• _Task details_
Leave the pictures out and print every record below exactly as it stands.

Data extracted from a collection
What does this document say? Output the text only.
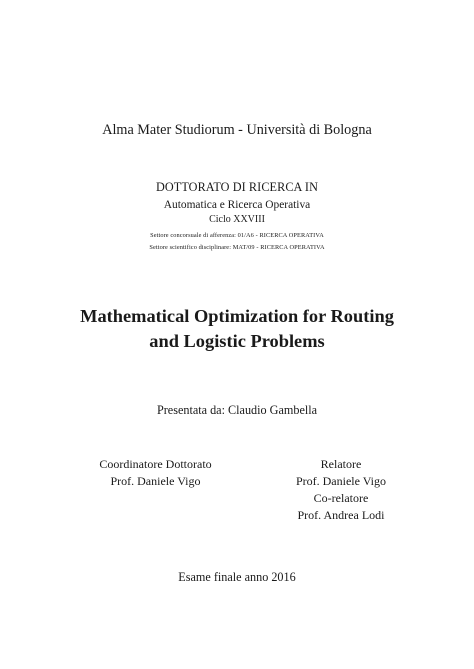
Alma Mater Studiorum - Università di Bologna
DOTTORATO DI RICERCA IN
Automatica e Ricerca Operativa
Ciclo XXVIII
Settore concorsuale di afferenza: 01/A6 - RICERCA OPERATIVA
Settore scientifico disciplinare: MAT/09 - RICERCA OPERATIVA
Mathematical Optimization for Routing
and Logistic Problems
Presentata da: Claudio Gambella
Coordinatore Dottorato
Prof. Daniele Vigo
Relatore
Prof. Daniele Vigo
Co-relatore
Prof. Andrea Lodi
Esame finale anno 2016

• _Task result_
What does this document say? Output the text only.
Alma Mater Studiorum - Università di Bologna
DOTTORATO DI RICERCA IN
Automatica e Ricerca Operativa
Ciclo XXVIII
Settore concorsuale di afferenza: 01/A6 - RICERCA OPERATIVA
Settore scientifico disciplinare: MAT/09 - RICERCA OPERATIVA
Mathematical Optimization for Routing
and Logistic Problems
Presentata da: Claudio Gambella
Coordinatore Dottorato
Prof. Daniele Vigo
Relatore
Prof. Daniele Vigo
Co-relatore
Prof. Andrea Lodi
Esame finale anno 2016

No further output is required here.